■ **WHAT IS BEING ASKED**
Repeat each record below exactly as given.

======== RECORD SET

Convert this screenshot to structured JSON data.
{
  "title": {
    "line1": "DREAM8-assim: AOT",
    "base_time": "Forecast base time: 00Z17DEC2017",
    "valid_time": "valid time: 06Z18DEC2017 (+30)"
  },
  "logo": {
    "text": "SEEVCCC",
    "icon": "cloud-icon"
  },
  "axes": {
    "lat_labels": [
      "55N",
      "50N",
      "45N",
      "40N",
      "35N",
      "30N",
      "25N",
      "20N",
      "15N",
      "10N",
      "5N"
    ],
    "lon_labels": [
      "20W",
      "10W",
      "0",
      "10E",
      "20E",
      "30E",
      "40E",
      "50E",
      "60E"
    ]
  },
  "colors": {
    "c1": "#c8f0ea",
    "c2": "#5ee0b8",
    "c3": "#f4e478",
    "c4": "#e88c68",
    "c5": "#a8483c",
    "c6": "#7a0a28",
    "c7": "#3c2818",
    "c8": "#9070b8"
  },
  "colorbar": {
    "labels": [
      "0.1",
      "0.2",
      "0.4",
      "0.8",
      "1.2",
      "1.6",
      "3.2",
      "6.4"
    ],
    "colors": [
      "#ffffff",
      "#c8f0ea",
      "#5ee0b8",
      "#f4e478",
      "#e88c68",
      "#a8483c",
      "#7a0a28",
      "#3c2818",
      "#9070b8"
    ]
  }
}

================

■ **TASK RESULT**
Convert this screenshot to structured JSON data.
{
  "title": {
    "line1": "DREAM8-assim: AOT",
    "base_time": "Forecast base time: 00Z17DEC2017",
    "valid_time": "valid time: 06Z18DEC2017 (+30)"
  },
  "logo": {
    "text": "SEEVCCC",
    "icon": "cloud-icon"
  },
  "axes": {
    "lat_labels": [
      "55N",
      "50N",
      "45N",
      "40N",
      "35N",
      "30N",
      "25N",
      "20N",
      "15N",
      "10N",
      "5N"
    ],
    "lon_labels": [
      "20W",
      "10W",
      "0",
      "10E",
      "20E",
      "30E",
      "40E",
      "50E",
      "60E"
    ]
  },
  "colors": {
    "c1": "#c8f0ea",
    "c2": "#5ee0b8",
    "c3": "#f4e478",
    "c4": "#e88c68",
    "c5": "#a8483c",
    "c6": "#7a0a28",
    "c7": "#3c2818",
    "c8": "#9070b8"
  },
  "colorbar": {
    "labels": [
      "0.1",
      "0.2",
      "0.4",
      "0.8",
      "1.2",
      "1.6",
      "3.2",
      "6.4"
    ],
    "colors": [
      "#ffffff",
      "#c8f0ea",
      "#5ee0b8",
      "#f4e478",
      "#e88c68",
      "#a8483c",
      "#7a0a28",
      "#3c2818",
      "#9070b8"
    ]
  }
}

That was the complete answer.